Required work
Extract, verbatim, all lines starting at the one containing "Transcribe the text in this document." and ending with the final line of the listing, and no others.
** START **
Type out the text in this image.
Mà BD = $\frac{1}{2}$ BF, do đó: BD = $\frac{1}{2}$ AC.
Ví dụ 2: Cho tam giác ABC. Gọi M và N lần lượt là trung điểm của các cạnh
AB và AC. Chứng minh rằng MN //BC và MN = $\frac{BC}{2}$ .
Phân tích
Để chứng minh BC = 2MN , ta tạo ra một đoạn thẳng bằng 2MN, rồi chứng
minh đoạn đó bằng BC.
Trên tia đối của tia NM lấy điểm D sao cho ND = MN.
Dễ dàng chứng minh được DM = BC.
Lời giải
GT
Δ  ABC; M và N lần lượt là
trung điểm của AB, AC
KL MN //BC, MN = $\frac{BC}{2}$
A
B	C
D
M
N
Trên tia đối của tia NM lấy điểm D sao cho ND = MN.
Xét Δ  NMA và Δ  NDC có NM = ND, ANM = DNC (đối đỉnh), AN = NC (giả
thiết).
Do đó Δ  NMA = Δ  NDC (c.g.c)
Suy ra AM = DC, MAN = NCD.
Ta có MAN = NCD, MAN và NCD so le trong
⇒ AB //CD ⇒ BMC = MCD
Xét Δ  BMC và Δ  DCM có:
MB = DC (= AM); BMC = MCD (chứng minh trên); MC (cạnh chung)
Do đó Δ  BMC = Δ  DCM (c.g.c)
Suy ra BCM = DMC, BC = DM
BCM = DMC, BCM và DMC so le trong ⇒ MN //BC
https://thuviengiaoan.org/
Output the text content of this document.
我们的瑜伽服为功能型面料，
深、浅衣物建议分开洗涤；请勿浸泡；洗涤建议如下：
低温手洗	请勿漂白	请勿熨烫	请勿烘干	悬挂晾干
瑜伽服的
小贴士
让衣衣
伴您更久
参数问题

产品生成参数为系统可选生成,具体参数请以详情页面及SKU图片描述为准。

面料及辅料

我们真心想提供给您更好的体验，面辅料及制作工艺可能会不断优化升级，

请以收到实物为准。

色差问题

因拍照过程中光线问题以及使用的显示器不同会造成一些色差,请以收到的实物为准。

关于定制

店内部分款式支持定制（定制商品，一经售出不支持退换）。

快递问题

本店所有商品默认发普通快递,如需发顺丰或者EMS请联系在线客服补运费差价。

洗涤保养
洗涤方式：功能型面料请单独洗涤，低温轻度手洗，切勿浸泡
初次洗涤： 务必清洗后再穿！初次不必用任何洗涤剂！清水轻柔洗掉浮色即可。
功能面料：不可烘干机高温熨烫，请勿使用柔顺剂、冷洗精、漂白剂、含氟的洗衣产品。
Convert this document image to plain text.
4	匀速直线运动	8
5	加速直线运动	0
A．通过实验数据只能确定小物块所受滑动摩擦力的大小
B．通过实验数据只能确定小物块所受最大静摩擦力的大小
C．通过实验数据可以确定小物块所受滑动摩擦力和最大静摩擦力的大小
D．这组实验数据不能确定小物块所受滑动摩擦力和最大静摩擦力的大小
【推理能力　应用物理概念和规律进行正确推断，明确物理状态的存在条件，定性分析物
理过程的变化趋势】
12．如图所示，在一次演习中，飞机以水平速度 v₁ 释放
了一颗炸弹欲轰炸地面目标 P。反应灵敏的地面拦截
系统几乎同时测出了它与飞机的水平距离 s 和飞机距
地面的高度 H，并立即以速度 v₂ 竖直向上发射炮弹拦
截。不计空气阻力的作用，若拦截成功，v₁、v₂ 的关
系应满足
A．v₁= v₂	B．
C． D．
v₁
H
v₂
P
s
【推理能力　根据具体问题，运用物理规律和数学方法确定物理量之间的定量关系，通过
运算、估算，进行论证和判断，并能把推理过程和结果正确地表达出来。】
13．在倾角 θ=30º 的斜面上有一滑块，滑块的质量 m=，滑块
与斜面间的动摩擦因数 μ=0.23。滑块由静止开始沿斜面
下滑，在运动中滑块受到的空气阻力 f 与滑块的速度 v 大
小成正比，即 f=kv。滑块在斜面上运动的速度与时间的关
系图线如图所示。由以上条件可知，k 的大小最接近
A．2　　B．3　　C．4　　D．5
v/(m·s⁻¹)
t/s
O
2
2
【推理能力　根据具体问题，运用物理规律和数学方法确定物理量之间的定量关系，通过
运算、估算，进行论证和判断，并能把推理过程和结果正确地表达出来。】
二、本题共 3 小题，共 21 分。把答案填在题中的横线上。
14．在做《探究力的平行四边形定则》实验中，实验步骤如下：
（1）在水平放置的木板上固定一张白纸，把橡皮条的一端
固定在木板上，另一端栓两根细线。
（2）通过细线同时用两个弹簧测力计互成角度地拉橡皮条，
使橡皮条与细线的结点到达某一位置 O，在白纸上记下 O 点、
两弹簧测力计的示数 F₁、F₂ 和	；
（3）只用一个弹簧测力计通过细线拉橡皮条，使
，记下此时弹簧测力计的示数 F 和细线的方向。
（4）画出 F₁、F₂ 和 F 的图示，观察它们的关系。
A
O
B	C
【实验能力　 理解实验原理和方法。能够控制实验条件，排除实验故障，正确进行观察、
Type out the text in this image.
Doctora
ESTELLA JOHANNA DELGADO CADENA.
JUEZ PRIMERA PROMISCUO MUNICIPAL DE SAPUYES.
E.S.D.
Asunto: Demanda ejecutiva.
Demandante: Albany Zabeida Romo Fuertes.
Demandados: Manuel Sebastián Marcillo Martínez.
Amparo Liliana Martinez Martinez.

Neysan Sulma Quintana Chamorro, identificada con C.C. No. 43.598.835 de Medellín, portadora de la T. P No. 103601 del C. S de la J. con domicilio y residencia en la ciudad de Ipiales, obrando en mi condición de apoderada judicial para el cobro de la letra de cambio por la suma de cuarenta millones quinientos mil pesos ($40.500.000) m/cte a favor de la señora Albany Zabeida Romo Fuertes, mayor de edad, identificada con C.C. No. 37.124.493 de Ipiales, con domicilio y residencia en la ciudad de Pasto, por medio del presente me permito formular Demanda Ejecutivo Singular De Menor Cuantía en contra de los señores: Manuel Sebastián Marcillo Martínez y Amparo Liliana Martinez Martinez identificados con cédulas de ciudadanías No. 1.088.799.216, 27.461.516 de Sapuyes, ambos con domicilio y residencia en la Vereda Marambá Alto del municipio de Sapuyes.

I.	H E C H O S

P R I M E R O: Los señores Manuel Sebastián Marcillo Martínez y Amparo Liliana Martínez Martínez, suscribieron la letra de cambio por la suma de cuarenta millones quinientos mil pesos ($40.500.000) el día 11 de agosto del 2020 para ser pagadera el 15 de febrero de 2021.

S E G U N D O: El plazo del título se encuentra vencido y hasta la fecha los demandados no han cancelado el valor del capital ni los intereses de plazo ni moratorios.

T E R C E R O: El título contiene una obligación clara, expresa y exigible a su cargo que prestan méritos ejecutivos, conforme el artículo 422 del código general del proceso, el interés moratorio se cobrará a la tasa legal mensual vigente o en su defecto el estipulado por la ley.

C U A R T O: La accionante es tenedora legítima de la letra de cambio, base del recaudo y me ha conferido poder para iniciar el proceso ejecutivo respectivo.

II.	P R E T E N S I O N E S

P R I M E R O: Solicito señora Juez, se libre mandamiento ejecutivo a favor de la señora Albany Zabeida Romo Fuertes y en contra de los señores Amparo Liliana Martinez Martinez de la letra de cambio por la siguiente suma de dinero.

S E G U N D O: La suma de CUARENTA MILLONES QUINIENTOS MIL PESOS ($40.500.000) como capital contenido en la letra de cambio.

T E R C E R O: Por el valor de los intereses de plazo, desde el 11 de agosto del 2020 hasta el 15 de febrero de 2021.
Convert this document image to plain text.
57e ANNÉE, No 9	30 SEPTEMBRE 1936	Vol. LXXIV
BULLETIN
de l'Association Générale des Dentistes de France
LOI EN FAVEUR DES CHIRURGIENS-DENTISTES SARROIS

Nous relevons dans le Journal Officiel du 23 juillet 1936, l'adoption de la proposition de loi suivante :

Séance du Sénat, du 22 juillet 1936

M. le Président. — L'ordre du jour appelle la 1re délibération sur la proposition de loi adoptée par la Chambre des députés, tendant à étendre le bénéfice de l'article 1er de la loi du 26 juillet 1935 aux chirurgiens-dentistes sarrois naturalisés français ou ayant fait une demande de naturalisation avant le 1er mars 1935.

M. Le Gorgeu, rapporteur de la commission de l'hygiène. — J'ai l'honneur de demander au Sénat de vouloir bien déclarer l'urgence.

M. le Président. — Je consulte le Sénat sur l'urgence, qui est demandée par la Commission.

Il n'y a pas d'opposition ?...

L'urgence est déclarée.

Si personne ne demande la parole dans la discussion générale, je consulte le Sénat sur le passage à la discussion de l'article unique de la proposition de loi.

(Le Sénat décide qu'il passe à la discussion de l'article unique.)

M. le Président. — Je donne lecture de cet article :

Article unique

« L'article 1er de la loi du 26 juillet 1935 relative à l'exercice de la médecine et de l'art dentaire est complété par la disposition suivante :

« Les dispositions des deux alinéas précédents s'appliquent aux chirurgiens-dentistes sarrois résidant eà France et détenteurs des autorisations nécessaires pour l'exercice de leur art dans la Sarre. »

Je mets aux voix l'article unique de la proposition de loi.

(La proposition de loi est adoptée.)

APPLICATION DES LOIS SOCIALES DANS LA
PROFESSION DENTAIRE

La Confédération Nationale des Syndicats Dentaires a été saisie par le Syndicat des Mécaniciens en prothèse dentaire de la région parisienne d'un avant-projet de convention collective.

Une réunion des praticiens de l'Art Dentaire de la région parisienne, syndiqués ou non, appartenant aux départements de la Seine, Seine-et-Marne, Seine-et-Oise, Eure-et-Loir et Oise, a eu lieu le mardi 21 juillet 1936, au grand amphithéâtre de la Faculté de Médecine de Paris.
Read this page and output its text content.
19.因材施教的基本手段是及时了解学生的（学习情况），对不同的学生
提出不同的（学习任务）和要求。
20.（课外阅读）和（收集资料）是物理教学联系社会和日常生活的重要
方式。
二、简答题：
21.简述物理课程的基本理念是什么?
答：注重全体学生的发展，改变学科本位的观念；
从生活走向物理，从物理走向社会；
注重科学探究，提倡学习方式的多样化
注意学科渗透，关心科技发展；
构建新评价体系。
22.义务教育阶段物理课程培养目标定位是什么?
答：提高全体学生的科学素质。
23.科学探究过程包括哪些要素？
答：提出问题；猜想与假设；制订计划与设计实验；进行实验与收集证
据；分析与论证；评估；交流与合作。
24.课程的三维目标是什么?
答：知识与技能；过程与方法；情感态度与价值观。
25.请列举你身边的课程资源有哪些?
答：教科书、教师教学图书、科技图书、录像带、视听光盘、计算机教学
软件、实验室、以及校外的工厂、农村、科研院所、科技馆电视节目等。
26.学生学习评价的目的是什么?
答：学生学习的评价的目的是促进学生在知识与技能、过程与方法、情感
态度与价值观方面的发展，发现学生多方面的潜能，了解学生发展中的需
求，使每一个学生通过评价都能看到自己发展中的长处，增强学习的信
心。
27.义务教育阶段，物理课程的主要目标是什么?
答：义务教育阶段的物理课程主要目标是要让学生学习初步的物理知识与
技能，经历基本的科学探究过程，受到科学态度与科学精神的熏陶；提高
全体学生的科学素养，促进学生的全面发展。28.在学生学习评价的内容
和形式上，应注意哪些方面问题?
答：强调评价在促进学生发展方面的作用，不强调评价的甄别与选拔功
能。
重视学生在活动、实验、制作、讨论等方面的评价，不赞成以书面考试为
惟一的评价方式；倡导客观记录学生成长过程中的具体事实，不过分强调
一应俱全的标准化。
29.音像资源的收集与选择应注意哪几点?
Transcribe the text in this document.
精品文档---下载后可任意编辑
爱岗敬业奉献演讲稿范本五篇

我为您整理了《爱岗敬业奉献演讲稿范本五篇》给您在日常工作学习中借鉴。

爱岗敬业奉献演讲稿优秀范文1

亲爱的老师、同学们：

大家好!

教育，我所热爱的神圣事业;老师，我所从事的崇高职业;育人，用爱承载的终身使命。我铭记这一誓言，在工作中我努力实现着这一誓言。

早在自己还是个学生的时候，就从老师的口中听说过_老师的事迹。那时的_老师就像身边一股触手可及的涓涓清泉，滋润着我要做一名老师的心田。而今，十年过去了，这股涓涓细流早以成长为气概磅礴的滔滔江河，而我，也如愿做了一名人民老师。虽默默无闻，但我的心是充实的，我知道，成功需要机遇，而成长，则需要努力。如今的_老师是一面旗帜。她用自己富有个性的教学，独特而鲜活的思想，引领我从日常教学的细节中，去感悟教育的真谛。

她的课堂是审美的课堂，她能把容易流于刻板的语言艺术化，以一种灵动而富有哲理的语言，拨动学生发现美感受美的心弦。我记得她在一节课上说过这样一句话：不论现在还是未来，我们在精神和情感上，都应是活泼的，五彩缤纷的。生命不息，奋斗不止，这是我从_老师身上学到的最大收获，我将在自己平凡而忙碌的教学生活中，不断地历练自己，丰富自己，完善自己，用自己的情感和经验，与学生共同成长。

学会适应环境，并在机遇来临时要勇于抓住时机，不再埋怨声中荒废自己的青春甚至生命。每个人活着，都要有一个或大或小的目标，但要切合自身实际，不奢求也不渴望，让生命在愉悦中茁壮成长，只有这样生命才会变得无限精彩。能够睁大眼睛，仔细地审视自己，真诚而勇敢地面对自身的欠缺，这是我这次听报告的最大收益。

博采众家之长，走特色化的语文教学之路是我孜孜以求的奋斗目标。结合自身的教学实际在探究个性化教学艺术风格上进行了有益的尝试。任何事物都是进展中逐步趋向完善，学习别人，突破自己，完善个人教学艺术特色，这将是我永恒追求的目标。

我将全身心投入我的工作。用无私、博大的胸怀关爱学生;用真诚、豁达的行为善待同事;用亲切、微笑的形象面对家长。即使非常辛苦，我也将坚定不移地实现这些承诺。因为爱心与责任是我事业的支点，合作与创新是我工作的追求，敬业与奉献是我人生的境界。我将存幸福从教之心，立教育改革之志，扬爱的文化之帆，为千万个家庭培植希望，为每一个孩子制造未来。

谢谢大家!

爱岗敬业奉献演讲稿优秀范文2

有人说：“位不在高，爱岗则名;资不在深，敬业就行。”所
** END **
Solution for this problem
Transcribe the text in this document.
精品文档---下载后可任意编辑
爱岗敬业奉献演讲稿范本五篇

我为您整理了《爱岗敬业奉献演讲稿范本五篇》给您在日常工作学习中借鉴。

爱岗敬业奉献演讲稿优秀范文1

亲爱的老师、同学们：

大家好!

教育，我所热爱的神圣事业;老师，我所从事的崇高职业;育人，用爱承载的终身使命。我铭记这一誓言，在工作中我努力实现着这一誓言。

早在自己还是个学生的时候，就从老师的口中听说过_老师的事迹。那时的_老师就像身边一股触手可及的涓涓清泉，滋润着我要做一名老师的心田。而今，十年过去了，这股涓涓细流早以成长为气概磅礴的滔滔江河，而我，也如愿做了一名人民老师。虽默默无闻，但我的心是充实的，我知道，成功需要机遇，而成长，则需要努力。如今的_老师是一面旗帜。她用自己富有个性的教学，独特而鲜活的思想，引领我从日常教学的细节中，去感悟教育的真谛。

她的课堂是审美的课堂，她能把容易流于刻板的语言艺术化，以一种灵动而富有哲理的语言，拨动学生发现美感受美的心弦。我记得她在一节课上说过这样一句话：不论现在还是未来，我们在精神和情感上，都应是活泼的，五彩缤纷的。生命不息，奋斗不止，这是我从_老师身上学到的最大收获，我将在自己平凡而忙碌的教学生活中，不断地历练自己，丰富自己，完善自己，用自己的情感和经验，与学生共同成长。

学会适应环境，并在机遇来临时要勇于抓住时机，不再埋怨声中荒废自己的青春甚至生命。每个人活着，都要有一个或大或小的目标，但要切合自身实际，不奢求也不渴望，让生命在愉悦中茁壮成长，只有这样生命才会变得无限精彩。能够睁大眼睛，仔细地审视自己，真诚而勇敢地面对自身的欠缺，这是我这次听报告的最大收益。

博采众家之长，走特色化的语文教学之路是我孜孜以求的奋斗目标。结合自身的教学实际在探究个性化教学艺术风格上进行了有益的尝试。任何事物都是进展中逐步趋向完善，学习别人，突破自己，完善个人教学艺术特色，这将是我永恒追求的目标。

我将全身心投入我的工作。用无私、博大的胸怀关爱学生;用真诚、豁达的行为善待同事;用亲切、微笑的形象面对家长。即使非常辛苦，我也将坚定不移地实现这些承诺。因为爱心与责任是我事业的支点，合作与创新是我工作的追求，敬业与奉献是我人生的境界。我将存幸福从教之心，立教育改革之志，扬爱的文化之帆，为千万个家庭培植希望，为每一个孩子制造未来。

谢谢大家!

爱岗敬业奉献演讲稿优秀范文2

有人说：“位不在高，爱岗则名;资不在深，敬业就行。”所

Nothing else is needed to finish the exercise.